### Exercise aim:
Repeat the listing in full, word for word.

### Source data:

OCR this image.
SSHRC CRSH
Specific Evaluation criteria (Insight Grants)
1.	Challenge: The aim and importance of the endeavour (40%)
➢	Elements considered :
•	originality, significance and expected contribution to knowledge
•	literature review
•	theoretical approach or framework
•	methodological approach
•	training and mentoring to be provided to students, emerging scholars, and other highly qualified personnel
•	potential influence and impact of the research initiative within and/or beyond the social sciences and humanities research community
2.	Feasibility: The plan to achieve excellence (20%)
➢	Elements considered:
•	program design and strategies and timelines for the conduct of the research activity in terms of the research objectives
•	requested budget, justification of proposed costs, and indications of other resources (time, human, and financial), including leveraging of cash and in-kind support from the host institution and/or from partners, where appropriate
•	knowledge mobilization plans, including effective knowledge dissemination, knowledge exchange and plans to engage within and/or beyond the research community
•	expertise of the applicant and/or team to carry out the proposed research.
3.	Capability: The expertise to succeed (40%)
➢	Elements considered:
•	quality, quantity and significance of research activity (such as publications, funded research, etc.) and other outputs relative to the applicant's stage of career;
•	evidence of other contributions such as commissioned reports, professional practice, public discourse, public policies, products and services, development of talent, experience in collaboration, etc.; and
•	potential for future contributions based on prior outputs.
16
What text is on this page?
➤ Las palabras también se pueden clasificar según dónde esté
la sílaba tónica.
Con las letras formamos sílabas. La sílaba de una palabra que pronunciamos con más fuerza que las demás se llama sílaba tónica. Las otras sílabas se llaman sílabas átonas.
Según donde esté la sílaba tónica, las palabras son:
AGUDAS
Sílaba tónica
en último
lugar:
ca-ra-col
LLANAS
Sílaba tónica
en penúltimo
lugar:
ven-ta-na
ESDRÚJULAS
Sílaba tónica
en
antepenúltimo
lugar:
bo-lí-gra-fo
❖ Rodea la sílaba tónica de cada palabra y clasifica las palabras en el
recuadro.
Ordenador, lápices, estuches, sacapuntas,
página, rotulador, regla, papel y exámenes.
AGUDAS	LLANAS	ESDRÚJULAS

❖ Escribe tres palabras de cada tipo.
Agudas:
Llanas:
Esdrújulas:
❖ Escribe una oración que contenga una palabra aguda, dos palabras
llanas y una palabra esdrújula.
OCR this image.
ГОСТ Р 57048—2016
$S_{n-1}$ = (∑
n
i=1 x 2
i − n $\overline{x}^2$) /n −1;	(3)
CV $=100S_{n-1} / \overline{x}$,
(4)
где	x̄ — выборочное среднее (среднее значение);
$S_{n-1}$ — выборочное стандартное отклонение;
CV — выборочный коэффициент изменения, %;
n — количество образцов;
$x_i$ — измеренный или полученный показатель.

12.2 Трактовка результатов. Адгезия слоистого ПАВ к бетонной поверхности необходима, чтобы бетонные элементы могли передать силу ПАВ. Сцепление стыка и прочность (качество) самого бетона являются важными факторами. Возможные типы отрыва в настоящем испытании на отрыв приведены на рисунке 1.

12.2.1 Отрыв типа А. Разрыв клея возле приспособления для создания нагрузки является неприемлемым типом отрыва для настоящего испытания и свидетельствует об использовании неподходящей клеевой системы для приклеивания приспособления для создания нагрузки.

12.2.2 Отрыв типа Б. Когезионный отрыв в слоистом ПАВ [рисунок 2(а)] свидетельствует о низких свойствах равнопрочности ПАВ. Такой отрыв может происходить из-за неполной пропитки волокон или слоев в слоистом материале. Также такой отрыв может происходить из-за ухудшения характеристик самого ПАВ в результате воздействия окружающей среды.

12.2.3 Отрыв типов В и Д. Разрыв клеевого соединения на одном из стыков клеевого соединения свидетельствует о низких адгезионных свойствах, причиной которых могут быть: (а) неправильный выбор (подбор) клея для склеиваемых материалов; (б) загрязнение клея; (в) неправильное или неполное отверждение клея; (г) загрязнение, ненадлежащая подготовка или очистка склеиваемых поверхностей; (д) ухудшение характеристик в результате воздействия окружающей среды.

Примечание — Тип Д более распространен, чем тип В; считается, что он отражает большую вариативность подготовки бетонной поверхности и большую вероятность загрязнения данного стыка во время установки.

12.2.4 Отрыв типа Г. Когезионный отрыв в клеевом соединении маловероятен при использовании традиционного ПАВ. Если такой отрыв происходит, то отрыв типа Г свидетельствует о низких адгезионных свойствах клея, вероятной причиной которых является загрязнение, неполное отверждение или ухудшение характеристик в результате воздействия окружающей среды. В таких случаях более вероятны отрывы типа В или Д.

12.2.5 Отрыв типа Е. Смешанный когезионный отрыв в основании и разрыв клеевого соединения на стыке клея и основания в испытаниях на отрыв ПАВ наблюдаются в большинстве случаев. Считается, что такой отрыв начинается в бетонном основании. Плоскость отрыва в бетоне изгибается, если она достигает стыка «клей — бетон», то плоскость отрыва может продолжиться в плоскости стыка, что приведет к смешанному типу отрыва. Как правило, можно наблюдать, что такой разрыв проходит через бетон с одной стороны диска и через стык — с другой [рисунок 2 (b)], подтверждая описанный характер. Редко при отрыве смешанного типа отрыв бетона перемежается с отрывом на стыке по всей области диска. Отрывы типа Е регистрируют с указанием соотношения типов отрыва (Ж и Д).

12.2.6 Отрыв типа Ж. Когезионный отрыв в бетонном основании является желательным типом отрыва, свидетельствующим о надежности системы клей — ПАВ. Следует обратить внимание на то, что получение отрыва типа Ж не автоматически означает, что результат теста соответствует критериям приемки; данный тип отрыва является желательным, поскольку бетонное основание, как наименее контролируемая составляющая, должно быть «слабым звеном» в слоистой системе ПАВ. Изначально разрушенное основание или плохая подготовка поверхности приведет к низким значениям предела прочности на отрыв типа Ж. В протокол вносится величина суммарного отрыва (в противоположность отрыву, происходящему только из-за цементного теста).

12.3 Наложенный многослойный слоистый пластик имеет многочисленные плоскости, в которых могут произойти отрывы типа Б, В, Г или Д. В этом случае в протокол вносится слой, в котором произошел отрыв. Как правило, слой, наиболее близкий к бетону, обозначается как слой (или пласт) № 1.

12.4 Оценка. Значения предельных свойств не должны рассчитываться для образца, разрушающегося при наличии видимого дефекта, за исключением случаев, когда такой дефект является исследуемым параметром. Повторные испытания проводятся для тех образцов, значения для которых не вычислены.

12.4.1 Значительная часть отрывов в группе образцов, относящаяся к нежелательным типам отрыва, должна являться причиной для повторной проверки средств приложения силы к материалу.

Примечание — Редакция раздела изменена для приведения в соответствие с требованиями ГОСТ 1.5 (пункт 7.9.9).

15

### Problem solution:
OCR this image.
SSHRC CRSH
Specific Evaluation criteria (Insight Grants)
1.	Challenge: The aim and importance of the endeavour (40%)
➢	Elements considered :
•	originality, significance and expected contribution to knowledge
•	literature review
•	theoretical approach or framework
•	methodological approach
•	training and mentoring to be provided to students, emerging scholars, and other highly qualified personnel
•	potential influence and impact of the research initiative within and/or beyond the social sciences and humanities research community
2.	Feasibility: The plan to achieve excellence (20%)
➢	Elements considered:
•	program design and strategies and timelines for the conduct of the research activity in terms of the research objectives
•	requested budget, justification of proposed costs, and indications of other resources (time, human, and financial), including leveraging of cash and in-kind support from the host institution and/or from partners, where appropriate
•	knowledge mobilization plans, including effective knowledge dissemination, knowledge exchange and plans to engage within and/or beyond the research community
•	expertise of the applicant and/or team to carry out the proposed research.
3.	Capability: The expertise to succeed (40%)
➢	Elements considered:
•	quality, quantity and significance of research activity (such as publications, funded research, etc.) and other outputs relative to the applicant's stage of career;
•	evidence of other contributions such as commissioned reports, professional practice, public discourse, public policies, products and services, development of talent, experience in collaboration, etc.; and
•	potential for future contributions based on prior outputs.
16
What text is on this page?
➤ Las palabras también se pueden clasificar según dónde esté
la sílaba tónica.
Con las letras formamos sílabas. La sílaba de una palabra que pronunciamos con más fuerza que las demás se llama sílaba tónica. Las otras sílabas se llaman sílabas átonas.
Según donde esté la sílaba tónica, las palabras son:
AGUDAS
Sílaba tónica
en último
lugar:
ca-ra-col
LLANAS
Sílaba tónica
en penúltimo
lugar:
ven-ta-na
ESDRÚJULAS
Sílaba tónica
en
antepenúltimo
lugar:
bo-lí-gra-fo
❖ Rodea la sílaba tónica de cada palabra y clasifica las palabras en el
recuadro.
Ordenador, lápices, estuches, sacapuntas,
página, rotulador, regla, papel y exámenes.
AGUDAS	LLANAS	ESDRÚJULAS

❖ Escribe tres palabras de cada tipo.
Agudas:
Llanas:
Esdrújulas:
❖ Escribe una oración que contenga una palabra aguda, dos palabras
llanas y una palabra esdrújula.
OCR this image.
ГОСТ Р 57048—2016
$S_{n-1}$ = (∑
n
i=1 x 2
i − n $\overline{x}^2$) /n −1;	(3)
CV $=100S_{n-1} / \overline{x}$,
(4)
где	x̄ — выборочное среднее (среднее значение);
$S_{n-1}$ — выборочное стандартное отклонение;
CV — выборочный коэффициент изменения, %;
n — количество образцов;
$x_i$ — измеренный или полученный показатель.

12.2 Трактовка результатов. Адгезия слоистого ПАВ к бетонной поверхности необходима, чтобы бетонные элементы могли передать силу ПАВ. Сцепление стыка и прочность (качество) самого бетона являются важными факторами. Возможные типы отрыва в настоящем испытании на отрыв приведены на рисунке 1.

12.2.1 Отрыв типа А. Разрыв клея возле приспособления для создания нагрузки является неприемлемым типом отрыва для настоящего испытания и свидетельствует об использовании неподходящей клеевой системы для приклеивания приспособления для создания нагрузки.

12.2.2 Отрыв типа Б. Когезионный отрыв в слоистом ПАВ [рисунок 2(а)] свидетельствует о низких свойствах равнопрочности ПАВ. Такой отрыв может происходить из-за неполной пропитки волокон или слоев в слоистом материале. Также такой отрыв может происходить из-за ухудшения характеристик самого ПАВ в результате воздействия окружающей среды.

12.2.3 Отрыв типов В и Д. Разрыв клеевого соединения на одном из стыков клеевого соединения свидетельствует о низких адгезионных свойствах, причиной которых могут быть: (а) неправильный выбор (подбор) клея для склеиваемых материалов; (б) загрязнение клея; (в) неправильное или неполное отверждение клея; (г) загрязнение, ненадлежащая подготовка или очистка склеиваемых поверхностей; (д) ухудшение характеристик в результате воздействия окружающей среды.

Примечание — Тип Д более распространен, чем тип В; считается, что он отражает большую вариативность подготовки бетонной поверхности и большую вероятность загрязнения данного стыка во время установки.

12.2.4 Отрыв типа Г. Когезионный отрыв в клеевом соединении маловероятен при использовании традиционного ПАВ. Если такой отрыв происходит, то отрыв типа Г свидетельствует о низких адгезионных свойствах клея, вероятной причиной которых является загрязнение, неполное отверждение или ухудшение характеристик в результате воздействия окружающей среды. В таких случаях более вероятны отрывы типа В или Д.

12.2.5 Отрыв типа Е. Смешанный когезионный отрыв в основании и разрыв клеевого соединения на стыке клея и основания в испытаниях на отрыв ПАВ наблюдаются в большинстве случаев. Считается, что такой отрыв начинается в бетонном основании. Плоскость отрыва в бетоне изгибается, если она достигает стыка «клей — бетон», то плоскость отрыва может продолжиться в плоскости стыка, что приведет к смешанному типу отрыва. Как правило, можно наблюдать, что такой разрыв проходит через бетон с одной стороны диска и через стык — с другой [рисунок 2 (b)], подтверждая описанный характер. Редко при отрыве смешанного типа отрыв бетона перемежается с отрывом на стыке по всей области диска. Отрывы типа Е регистрируют с указанием соотношения типов отрыва (Ж и Д).

12.2.6 Отрыв типа Ж. Когезионный отрыв в бетонном основании является желательным типом отрыва, свидетельствующим о надежности системы клей — ПАВ. Следует обратить внимание на то, что получение отрыва типа Ж не автоматически означает, что результат теста соответствует критериям приемки; данный тип отрыва является желательным, поскольку бетонное основание, как наименее контролируемая составляющая, должно быть «слабым звеном» в слоистой системе ПАВ. Изначально разрушенное основание или плохая подготовка поверхности приведет к низким значениям предела прочности на отрыв типа Ж. В протокол вносится величина суммарного отрыва (в противоположность отрыву, происходящему только из-за цементного теста).

12.3 Наложенный многослойный слоистый пластик имеет многочисленные плоскости, в которых могут произойти отрывы типа Б, В, Г или Д. В этом случае в протокол вносится слой, в котором произошел отрыв. Как правило, слой, наиболее близкий к бетону, обозначается как слой (или пласт) № 1.

12.4 Оценка. Значения предельных свойств не должны рассчитываться для образца, разрушающегося при наличии видимого дефекта, за исключением случаев, когда такой дефект является исследуемым параметром. Повторные испытания проводятся для тех образцов, значения для которых не вычислены.

12.4.1 Значительная часть отрывов в группе образцов, относящаяся к нежелательным типам отрыва, должна являться причиной для повторной проверки средств приложения силы к материалу.

Примечание — Редакция раздела изменена для приведения в соответствие с требованиями ГОСТ 1.5 (пункт 7.9.9).

15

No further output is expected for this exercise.